WRITTEN TASK:
Search the material below for the word "name". Copy every line that has it.

RAW DATA:
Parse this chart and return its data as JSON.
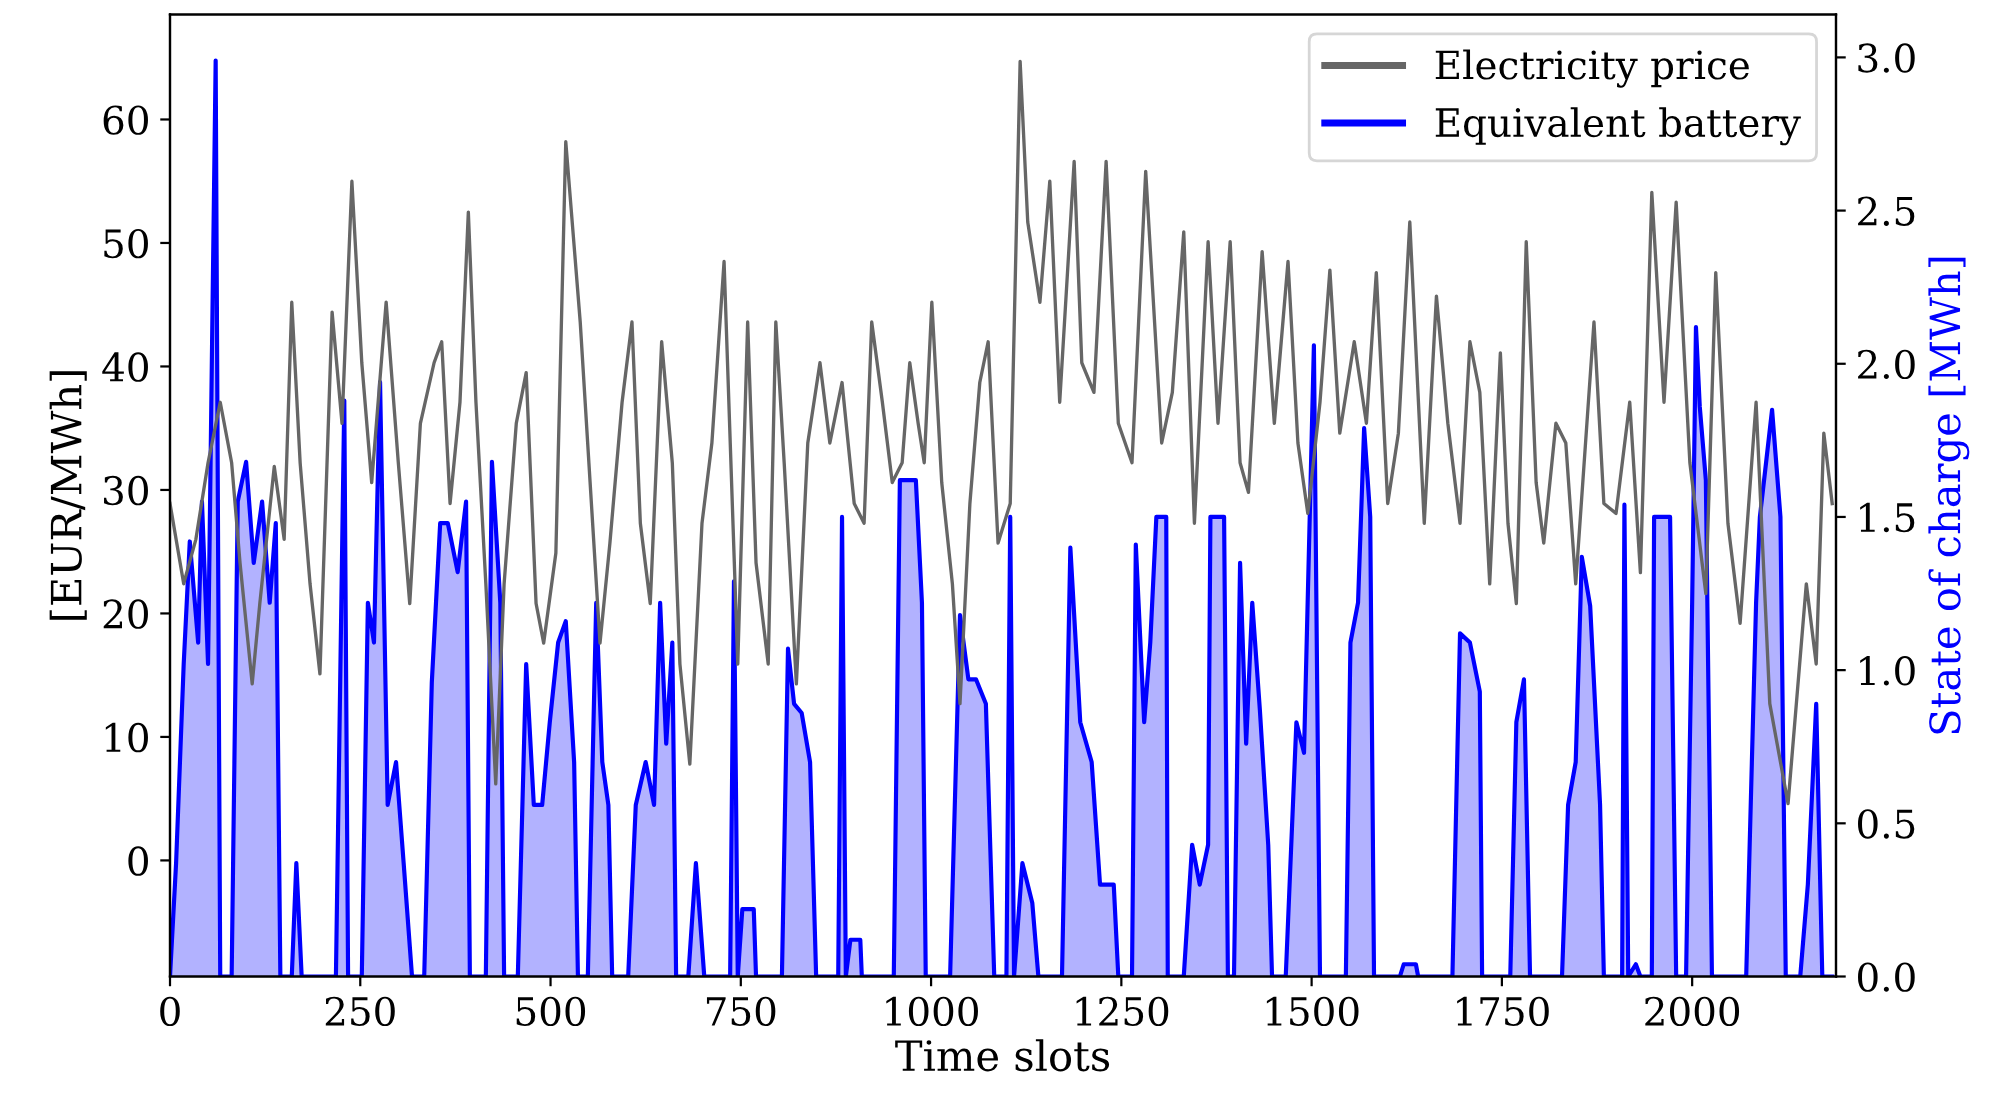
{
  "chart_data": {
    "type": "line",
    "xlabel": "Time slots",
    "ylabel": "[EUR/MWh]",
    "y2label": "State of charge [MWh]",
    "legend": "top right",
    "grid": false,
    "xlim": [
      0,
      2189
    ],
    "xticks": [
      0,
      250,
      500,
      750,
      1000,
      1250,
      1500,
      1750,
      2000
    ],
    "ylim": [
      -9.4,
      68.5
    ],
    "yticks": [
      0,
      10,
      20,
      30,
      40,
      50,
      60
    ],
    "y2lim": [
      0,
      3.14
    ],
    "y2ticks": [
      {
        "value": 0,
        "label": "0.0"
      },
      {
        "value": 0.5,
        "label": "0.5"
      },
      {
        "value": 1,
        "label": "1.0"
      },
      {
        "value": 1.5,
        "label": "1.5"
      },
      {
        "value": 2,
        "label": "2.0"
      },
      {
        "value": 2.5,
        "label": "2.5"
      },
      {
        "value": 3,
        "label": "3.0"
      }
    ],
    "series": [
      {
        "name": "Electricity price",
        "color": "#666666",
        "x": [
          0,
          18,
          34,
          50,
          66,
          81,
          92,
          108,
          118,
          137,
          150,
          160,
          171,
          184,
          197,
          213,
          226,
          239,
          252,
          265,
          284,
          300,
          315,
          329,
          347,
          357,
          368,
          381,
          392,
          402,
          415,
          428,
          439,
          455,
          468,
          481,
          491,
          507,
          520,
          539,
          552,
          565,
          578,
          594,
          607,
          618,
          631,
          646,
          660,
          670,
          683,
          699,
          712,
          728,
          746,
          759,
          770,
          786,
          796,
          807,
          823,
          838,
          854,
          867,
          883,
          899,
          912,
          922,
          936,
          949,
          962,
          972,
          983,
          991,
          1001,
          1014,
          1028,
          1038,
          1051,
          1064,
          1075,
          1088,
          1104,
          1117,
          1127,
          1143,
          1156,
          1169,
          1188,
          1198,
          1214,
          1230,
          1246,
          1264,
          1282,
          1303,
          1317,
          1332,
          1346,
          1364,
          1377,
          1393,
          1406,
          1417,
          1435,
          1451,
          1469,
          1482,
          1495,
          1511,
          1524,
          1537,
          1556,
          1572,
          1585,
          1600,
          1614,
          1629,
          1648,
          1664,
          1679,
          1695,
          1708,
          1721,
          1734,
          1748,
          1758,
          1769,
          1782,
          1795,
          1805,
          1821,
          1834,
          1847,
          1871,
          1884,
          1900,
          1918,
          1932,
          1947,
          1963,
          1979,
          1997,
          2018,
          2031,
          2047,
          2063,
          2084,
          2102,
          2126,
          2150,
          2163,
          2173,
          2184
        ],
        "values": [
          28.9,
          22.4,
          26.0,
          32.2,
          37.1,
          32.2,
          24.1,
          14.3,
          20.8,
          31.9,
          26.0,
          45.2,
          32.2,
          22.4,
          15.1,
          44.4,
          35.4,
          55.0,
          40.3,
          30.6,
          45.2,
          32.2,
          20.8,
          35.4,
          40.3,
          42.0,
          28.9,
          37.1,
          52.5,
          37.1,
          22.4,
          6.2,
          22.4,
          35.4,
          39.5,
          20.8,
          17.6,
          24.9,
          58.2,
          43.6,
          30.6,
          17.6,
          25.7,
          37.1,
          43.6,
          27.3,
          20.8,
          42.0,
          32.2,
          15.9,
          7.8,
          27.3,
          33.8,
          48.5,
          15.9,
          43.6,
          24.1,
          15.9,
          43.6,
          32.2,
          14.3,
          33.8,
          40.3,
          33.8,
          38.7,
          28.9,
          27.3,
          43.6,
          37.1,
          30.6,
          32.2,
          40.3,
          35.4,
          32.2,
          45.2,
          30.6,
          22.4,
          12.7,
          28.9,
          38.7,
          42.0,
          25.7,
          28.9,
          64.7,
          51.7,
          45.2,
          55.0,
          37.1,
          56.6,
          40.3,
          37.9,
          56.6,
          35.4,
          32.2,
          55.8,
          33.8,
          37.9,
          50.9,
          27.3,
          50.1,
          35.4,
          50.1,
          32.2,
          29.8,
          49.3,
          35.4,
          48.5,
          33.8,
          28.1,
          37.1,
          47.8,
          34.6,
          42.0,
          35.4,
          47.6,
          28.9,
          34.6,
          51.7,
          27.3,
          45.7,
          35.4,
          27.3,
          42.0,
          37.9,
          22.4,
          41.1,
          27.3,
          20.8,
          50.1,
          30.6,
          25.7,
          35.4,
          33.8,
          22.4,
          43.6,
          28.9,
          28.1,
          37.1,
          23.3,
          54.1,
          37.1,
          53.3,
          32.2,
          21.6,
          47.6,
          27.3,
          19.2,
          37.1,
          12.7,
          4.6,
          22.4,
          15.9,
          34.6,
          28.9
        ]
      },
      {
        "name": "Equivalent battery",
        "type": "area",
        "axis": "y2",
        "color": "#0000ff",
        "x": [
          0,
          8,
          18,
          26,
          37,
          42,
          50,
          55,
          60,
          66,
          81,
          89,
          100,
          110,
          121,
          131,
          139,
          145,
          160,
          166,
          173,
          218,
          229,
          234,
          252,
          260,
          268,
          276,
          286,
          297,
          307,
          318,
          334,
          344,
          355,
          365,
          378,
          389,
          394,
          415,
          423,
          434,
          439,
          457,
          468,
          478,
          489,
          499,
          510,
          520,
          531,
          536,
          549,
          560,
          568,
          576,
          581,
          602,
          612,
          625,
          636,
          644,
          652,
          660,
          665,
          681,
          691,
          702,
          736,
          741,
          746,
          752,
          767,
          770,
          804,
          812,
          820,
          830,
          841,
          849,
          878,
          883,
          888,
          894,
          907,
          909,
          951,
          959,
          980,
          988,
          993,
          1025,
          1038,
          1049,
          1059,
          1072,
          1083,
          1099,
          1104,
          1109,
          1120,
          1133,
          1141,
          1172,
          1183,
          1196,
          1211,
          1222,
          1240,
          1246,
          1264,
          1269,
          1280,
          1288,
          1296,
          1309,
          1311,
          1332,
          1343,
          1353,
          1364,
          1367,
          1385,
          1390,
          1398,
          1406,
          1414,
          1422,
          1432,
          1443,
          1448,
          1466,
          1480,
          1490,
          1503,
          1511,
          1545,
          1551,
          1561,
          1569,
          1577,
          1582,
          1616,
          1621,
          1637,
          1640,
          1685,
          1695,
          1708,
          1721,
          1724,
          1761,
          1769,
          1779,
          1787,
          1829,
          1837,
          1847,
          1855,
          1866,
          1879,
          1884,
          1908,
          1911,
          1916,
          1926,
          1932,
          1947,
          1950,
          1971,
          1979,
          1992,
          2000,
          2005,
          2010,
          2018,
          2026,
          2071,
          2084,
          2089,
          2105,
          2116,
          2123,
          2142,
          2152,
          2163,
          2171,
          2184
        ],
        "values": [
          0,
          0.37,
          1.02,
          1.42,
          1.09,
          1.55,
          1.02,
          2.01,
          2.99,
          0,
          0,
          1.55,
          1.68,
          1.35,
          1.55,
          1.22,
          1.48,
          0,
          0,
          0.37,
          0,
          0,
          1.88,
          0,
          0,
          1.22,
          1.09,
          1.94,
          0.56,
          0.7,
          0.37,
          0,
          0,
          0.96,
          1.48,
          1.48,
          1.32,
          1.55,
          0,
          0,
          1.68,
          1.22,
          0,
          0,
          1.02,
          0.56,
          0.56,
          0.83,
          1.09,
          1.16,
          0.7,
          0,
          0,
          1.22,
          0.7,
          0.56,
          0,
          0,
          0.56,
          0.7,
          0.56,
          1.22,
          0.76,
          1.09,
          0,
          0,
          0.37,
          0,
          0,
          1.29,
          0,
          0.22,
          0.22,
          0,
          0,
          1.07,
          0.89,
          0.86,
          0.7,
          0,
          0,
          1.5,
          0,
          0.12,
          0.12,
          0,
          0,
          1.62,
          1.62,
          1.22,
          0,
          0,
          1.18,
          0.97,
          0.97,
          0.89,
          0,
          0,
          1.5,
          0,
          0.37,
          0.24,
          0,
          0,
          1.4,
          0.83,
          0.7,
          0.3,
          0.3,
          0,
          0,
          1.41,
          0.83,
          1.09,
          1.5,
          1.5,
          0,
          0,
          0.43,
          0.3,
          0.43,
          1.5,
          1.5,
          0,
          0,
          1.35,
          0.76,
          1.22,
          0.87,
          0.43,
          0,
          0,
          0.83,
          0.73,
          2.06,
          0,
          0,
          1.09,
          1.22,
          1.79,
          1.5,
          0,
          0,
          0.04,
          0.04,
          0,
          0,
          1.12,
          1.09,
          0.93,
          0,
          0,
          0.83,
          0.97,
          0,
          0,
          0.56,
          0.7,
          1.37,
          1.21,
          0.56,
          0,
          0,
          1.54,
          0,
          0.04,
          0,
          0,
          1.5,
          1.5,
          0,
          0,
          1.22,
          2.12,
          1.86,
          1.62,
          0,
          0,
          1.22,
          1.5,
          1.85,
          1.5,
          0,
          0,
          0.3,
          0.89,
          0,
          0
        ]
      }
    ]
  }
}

EXERCISE ANSWER:
        "name": "Electricity price",
        "name": "Equivalent battery",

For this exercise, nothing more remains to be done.